● To do: Please copy the material below word for word, from the line that contains "- gridlines: [0, 0, 1334, 1460]" through the last line of the material, both included.

/---

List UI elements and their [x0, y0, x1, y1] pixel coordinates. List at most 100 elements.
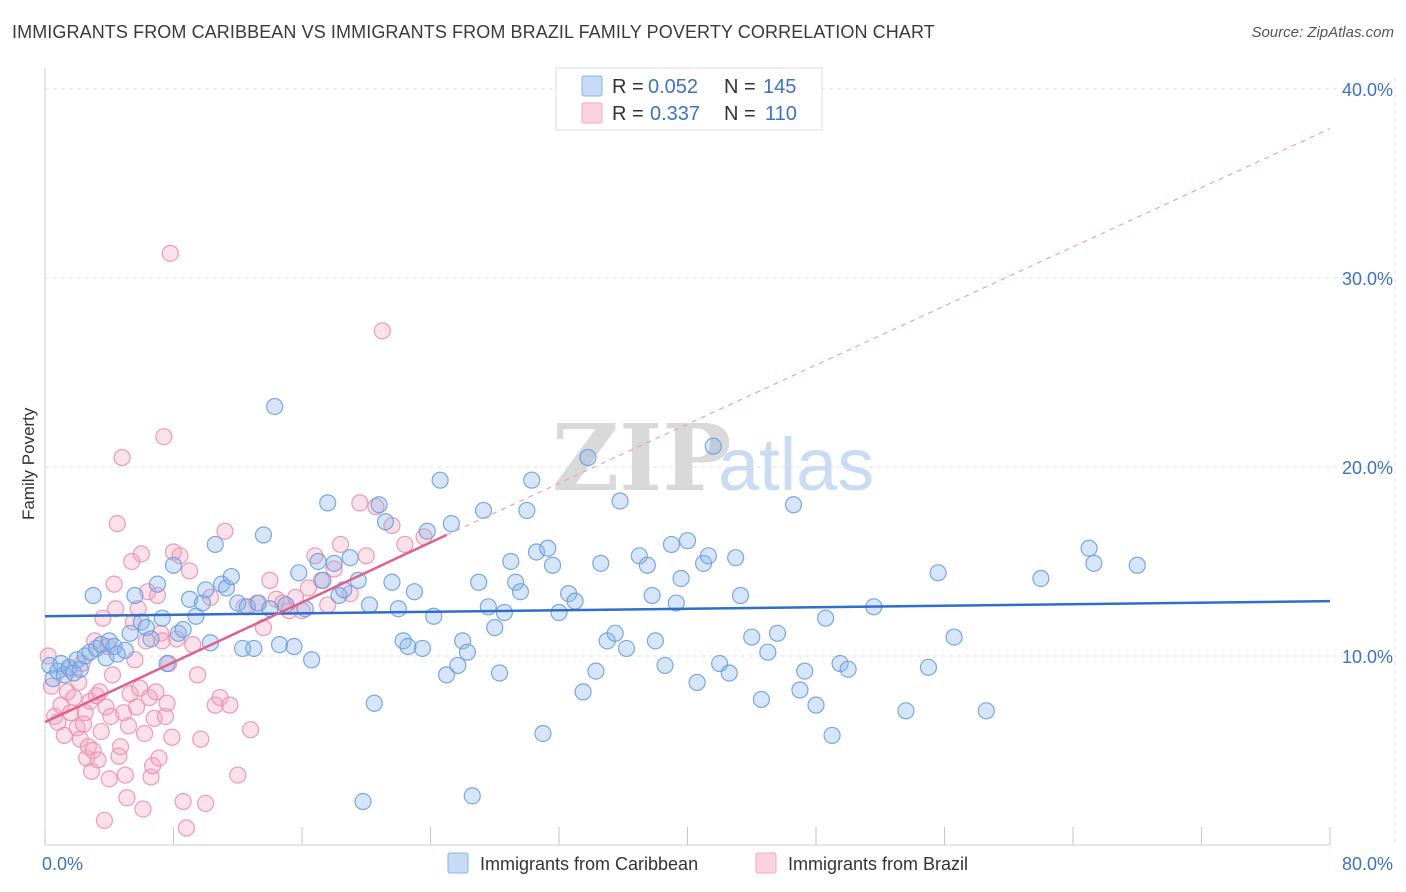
data-point — [617, 639, 636, 658]
data-point — [65, 688, 83, 707]
data-point — [84, 586, 102, 605]
data-point — [325, 554, 343, 572]
data-point — [155, 428, 173, 446]
data-point — [108, 515, 126, 533]
data-point — [129, 600, 147, 618]
legend-r-label-1: R = — [612, 76, 644, 98]
data-point — [643, 586, 661, 605]
data-point — [539, 539, 557, 557]
data-point — [490, 664, 509, 682]
data-point — [92, 636, 110, 654]
data-point — [285, 637, 303, 656]
legend-r-label-2: R = — [612, 103, 644, 125]
data-point — [309, 552, 327, 571]
data-point — [229, 594, 247, 612]
data-point — [314, 571, 332, 589]
data-point — [351, 494, 369, 512]
data-point — [95, 811, 114, 830]
data-point — [470, 573, 488, 591]
data-point — [817, 609, 835, 627]
data-point — [945, 628, 963, 646]
data-point — [897, 702, 915, 720]
data-point — [331, 535, 350, 554]
legend-n-value-1: 145 — [763, 76, 796, 98]
chart-title: IMMIGRANTS FROM CARIBBEAN VS IMMIGRANTS … — [12, 22, 935, 42]
data-point — [52, 654, 70, 673]
data-point — [474, 501, 493, 520]
data-point — [929, 564, 947, 582]
data-point — [807, 696, 825, 714]
data-point — [325, 560, 343, 578]
series-legend-brazil: Immigrants from Brazil — [788, 854, 968, 874]
data-point — [153, 609, 171, 627]
data-point — [174, 792, 192, 811]
data-point — [574, 683, 592, 701]
data-point — [511, 583, 530, 601]
data-point — [389, 600, 407, 618]
data-point — [245, 639, 263, 658]
data-point — [206, 535, 224, 554]
data-point — [399, 637, 417, 656]
legend-n-label-1: N = — [724, 76, 756, 98]
data-point — [193, 594, 212, 612]
data-point — [731, 586, 750, 605]
data-point — [518, 501, 536, 520]
legend-swatch-caribbean — [581, 75, 603, 97]
data-point — [479, 598, 497, 616]
data-point — [550, 603, 568, 622]
legend-n-value-2: 110 — [765, 103, 797, 125]
data-point — [688, 673, 706, 692]
data-point — [418, 522, 436, 540]
x-tick-label: 80.0% — [1342, 854, 1393, 874]
data-point — [97, 698, 115, 716]
data-point — [108, 645, 126, 663]
y-tick-label: 40.0% — [1342, 80, 1393, 100]
data-point — [606, 624, 624, 642]
data-point — [197, 794, 215, 813]
data-point — [839, 660, 857, 678]
data-point — [523, 471, 541, 489]
data-point — [150, 749, 168, 767]
data-point — [458, 643, 477, 661]
data-point — [534, 724, 552, 743]
data-point — [667, 594, 685, 612]
data-point — [449, 656, 467, 675]
data-point — [405, 583, 424, 601]
data-point — [70, 673, 88, 692]
data-point — [656, 656, 674, 675]
data-point — [678, 532, 697, 550]
data-point — [68, 651, 86, 669]
data-point — [156, 707, 175, 726]
y-tick-label: 10.0% — [1342, 647, 1393, 667]
data-point — [180, 590, 199, 608]
data-point — [1080, 539, 1098, 557]
data-point — [290, 564, 308, 582]
source-label: Source: ZipAtlas.com — [1251, 24, 1394, 41]
data-point — [357, 547, 375, 565]
data-point — [463, 787, 481, 805]
data-point — [566, 592, 584, 610]
data-point — [442, 515, 460, 533]
data-point — [413, 639, 432, 658]
data-point — [495, 603, 513, 622]
data-point — [919, 658, 938, 676]
data-point — [171, 547, 189, 565]
data-point — [102, 707, 120, 726]
data-point — [354, 792, 372, 811]
data-point — [527, 543, 546, 561]
data-point — [118, 789, 136, 807]
trend-lines — [44, 128, 1331, 724]
data-point — [977, 702, 995, 720]
data-point — [784, 496, 803, 514]
trend-line-brazil — [44, 533, 448, 724]
data-point — [177, 819, 195, 837]
series-legend-caribbean: Immigrants from Caribbean — [480, 854, 698, 874]
data-point — [192, 730, 210, 748]
data-point — [365, 694, 383, 712]
data-point — [266, 397, 284, 416]
data-point — [1032, 569, 1050, 588]
data-point — [254, 526, 273, 544]
data-point — [759, 643, 777, 661]
data-point — [92, 722, 110, 741]
watermark-atlas: atlas — [718, 423, 874, 506]
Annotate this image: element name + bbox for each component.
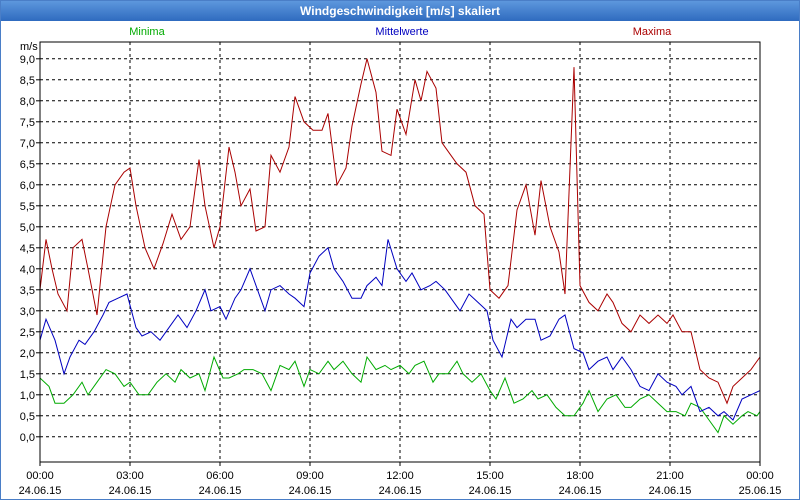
y-tick-label: 1,5 bbox=[20, 369, 35, 381]
y-tick-label: 6,0 bbox=[20, 180, 35, 192]
y-tick-label: 4,5 bbox=[20, 243, 35, 255]
x-tick-time: 00:00 bbox=[26, 470, 54, 482]
series-line-mittelwerte bbox=[39, 239, 761, 421]
x-tick-time: 15:00 bbox=[476, 470, 504, 482]
y-axis: 0,0 0,5 1,0 1,5 2,0 2,5 3,0 3,5 4,0 4,5 5,0 5,5 6,0 6… bbox=[20, 54, 40, 444]
legend-minima: Minima bbox=[129, 26, 165, 38]
y-tick-label: 0,0 bbox=[20, 432, 35, 444]
y-tick-label: 3,0 bbox=[20, 306, 35, 318]
y-tick-label: 3,5 bbox=[20, 285, 35, 297]
y-tick-label: 4,0 bbox=[20, 264, 35, 276]
legend-mittelwerte: Mittelwerte bbox=[375, 26, 428, 38]
x-tick-date: 24.06.15 bbox=[19, 485, 62, 497]
y-tick-label: 5,5 bbox=[20, 201, 35, 213]
y-tick-label: 8,5 bbox=[20, 75, 35, 87]
grid bbox=[40, 42, 760, 462]
y-tick-label: 7,5 bbox=[20, 117, 35, 129]
y-tick-label: 2,5 bbox=[20, 327, 35, 339]
x-tick-date: 24.06.15 bbox=[649, 485, 692, 497]
x-axis: 00:00 24.06.15 03:00 24.06.15 06:00 24.06.15 0… bbox=[19, 462, 782, 497]
y-tick-label: 2,0 bbox=[20, 348, 35, 360]
x-tick-time: 09:00 bbox=[296, 470, 324, 482]
x-tick-time: 00:00 bbox=[746, 470, 774, 482]
x-tick-time: 03:00 bbox=[116, 470, 144, 482]
x-tick-date: 24.06.15 bbox=[289, 485, 332, 497]
y-tick-label: 9,0 bbox=[20, 54, 35, 66]
x-tick-date: 24.06.15 bbox=[469, 485, 512, 497]
x-tick-date: 24.06.15 bbox=[109, 485, 152, 497]
window-title: Windgeschwindigkeit [m/s] skaliert bbox=[1, 1, 799, 21]
x-tick-date: 24.06.15 bbox=[379, 485, 422, 497]
x-tick-time: 18:00 bbox=[566, 470, 594, 482]
y-tick-label: 1,0 bbox=[20, 390, 35, 402]
x-tick-date: 24.06.15 bbox=[559, 485, 602, 497]
legend-maxima: Maxima bbox=[633, 26, 672, 38]
y-tick-label: 0,5 bbox=[20, 411, 35, 423]
x-tick-date: 25.06.15 bbox=[739, 485, 782, 497]
y-tick-label: 8,0 bbox=[20, 96, 35, 108]
x-tick-time: 12:00 bbox=[386, 470, 414, 482]
y-tick-label: 7,0 bbox=[20, 138, 35, 150]
x-tick-time: 06:00 bbox=[206, 470, 234, 482]
series-line-maxima bbox=[39, 58, 761, 405]
series-line-minima bbox=[39, 355, 761, 434]
y-axis-unit-label: m/s bbox=[20, 41, 38, 53]
y-tick-label: 6,5 bbox=[20, 159, 35, 171]
y-tick-label: 5,0 bbox=[20, 222, 35, 234]
series-lines bbox=[39, 58, 761, 434]
x-tick-date: 24.06.15 bbox=[199, 485, 242, 497]
x-tick-time: 21:00 bbox=[656, 470, 684, 482]
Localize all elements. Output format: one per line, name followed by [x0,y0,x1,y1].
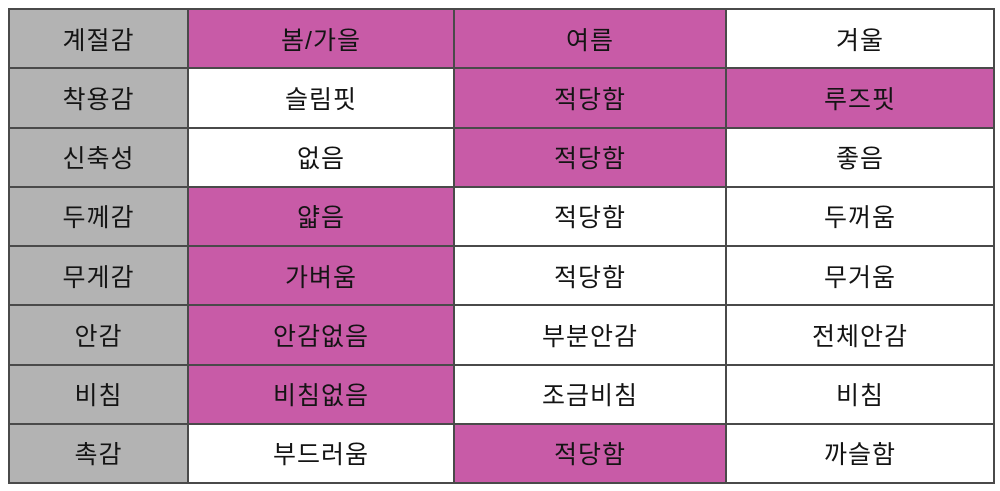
option-cell: 적당함 [453,244,727,307]
option-cell: 적당함 [453,185,727,248]
table-row: 계절감 봄/가을 여름 겨울 [8,7,995,70]
option-cell: 비침 [725,363,995,425]
table-row: 촉감 부드러움 적당함 까슬함 [8,422,995,485]
attribute-label-cell: 계절감 [8,7,189,70]
table-row: 비침 비침없음 조금비침 비침 [8,363,995,425]
option-cell: 적당함 [453,422,727,485]
option-cell: 루즈핏 [725,67,995,129]
option-cell: 무거움 [725,244,995,307]
attribute-label-cell: 비침 [8,363,189,425]
option-cell: 전체안감 [725,304,995,366]
option-cell: 비침없음 [187,363,455,425]
option-cell: 여름 [453,7,727,70]
option-cell: 적당함 [453,67,727,129]
option-cell: 봄/가을 [187,7,455,70]
table-row: 무게감 가벼움 적당함 무거움 [8,244,995,307]
option-cell: 두꺼움 [725,185,995,248]
table-body: 계절감 봄/가을 여름 겨울 착용감 슬림핏 적당함 루즈핏 신축성 없음 적당… [8,7,995,485]
option-cell: 없음 [187,126,455,188]
option-cell: 가벼움 [187,244,455,307]
option-cell: 안감없음 [187,304,455,366]
table-row: 두께감 얇음 적당함 두꺼움 [8,185,995,248]
option-cell: 까슬함 [725,422,995,485]
option-cell: 슬림핏 [187,67,455,129]
attribute-label-cell: 안감 [8,304,189,366]
attribute-label-cell: 두께감 [8,185,189,248]
option-cell: 적당함 [453,126,727,188]
option-cell: 얇음 [187,185,455,248]
attribute-label-cell: 촉감 [8,422,189,485]
table-row: 신축성 없음 적당함 좋음 [8,126,995,188]
option-cell: 좋음 [725,126,995,188]
option-cell: 부분안감 [453,304,727,366]
option-cell: 조금비침 [453,363,727,425]
table-row: 착용감 슬림핏 적당함 루즈핏 [8,67,995,129]
option-cell: 부드러움 [187,422,455,485]
attribute-label-cell: 착용감 [8,67,189,129]
attribute-label-cell: 신축성 [8,126,189,188]
product-attribute-table: 계절감 봄/가을 여름 겨울 착용감 슬림핏 적당함 루즈핏 신축성 없음 적당… [8,7,995,485]
attribute-label-cell: 무게감 [8,244,189,307]
option-cell: 겨울 [725,7,995,70]
table-row: 안감 안감없음 부분안감 전체안감 [8,304,995,366]
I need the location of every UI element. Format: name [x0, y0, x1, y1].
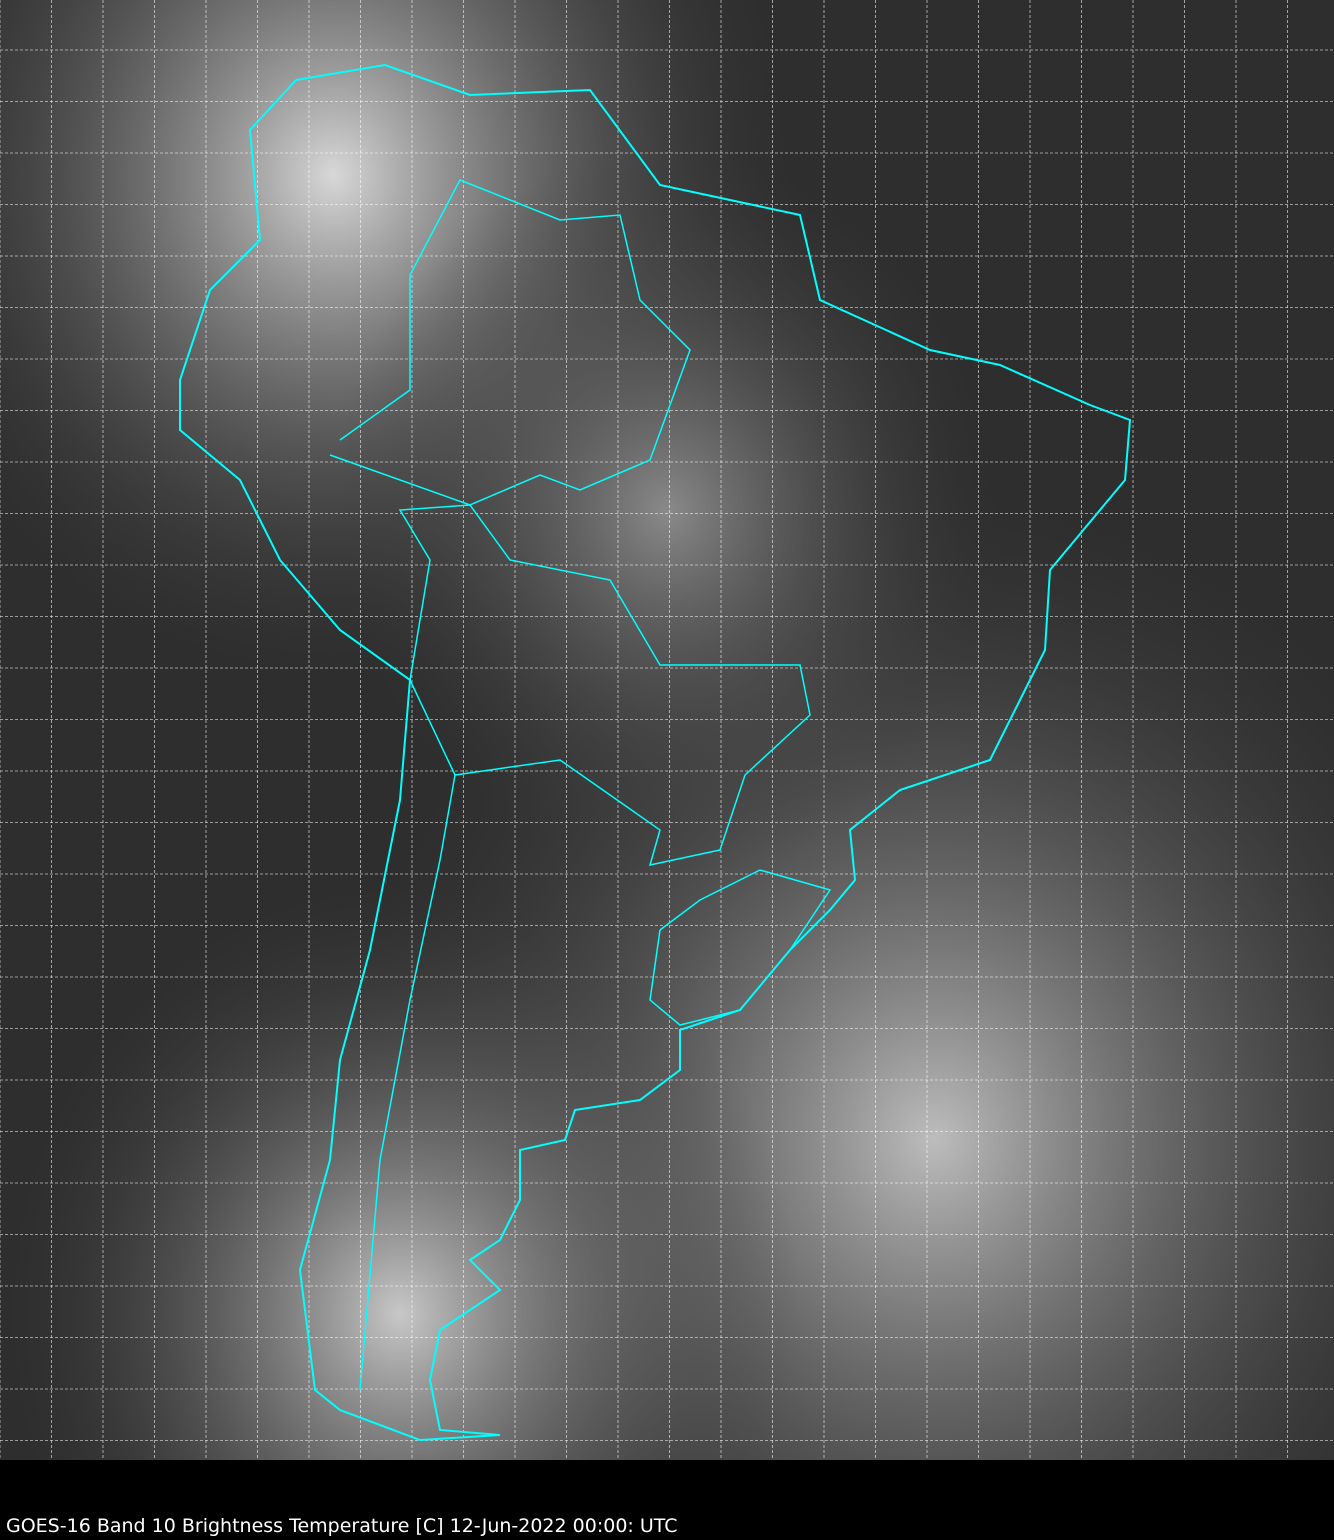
- gridlines: [0, 0, 1334, 1460]
- image-caption: GOES-16 Band 10 Brightness Temperature […: [6, 1515, 678, 1537]
- satellite-map: [0, 0, 1334, 1460]
- country-borders: [359, 774, 456, 1391]
- cloud-region-central: [0, 0, 1334, 1460]
- country-borders: [398, 504, 811, 866]
- country-borders: [649, 869, 832, 1026]
- country-borders: [329, 179, 691, 506]
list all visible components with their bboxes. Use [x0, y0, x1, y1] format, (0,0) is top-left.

\---

● Expected answer:
- gridlines: [0, 0, 1334, 1460]
- image-caption: GOES-16 Band 10 Brightness Temperature […: [6, 1515, 678, 1537]
- satellite-map: [0, 0, 1334, 1460]
- country-borders: [359, 774, 456, 1391]
- cloud-region-central: [0, 0, 1334, 1460]
- country-borders: [398, 504, 811, 866]
- country-borders: [649, 869, 832, 1026]
- country-borders: [329, 179, 691, 506]
list all visible components with their bboxes. Use [x0, y0, x1, y1] format, (0,0) is top-left.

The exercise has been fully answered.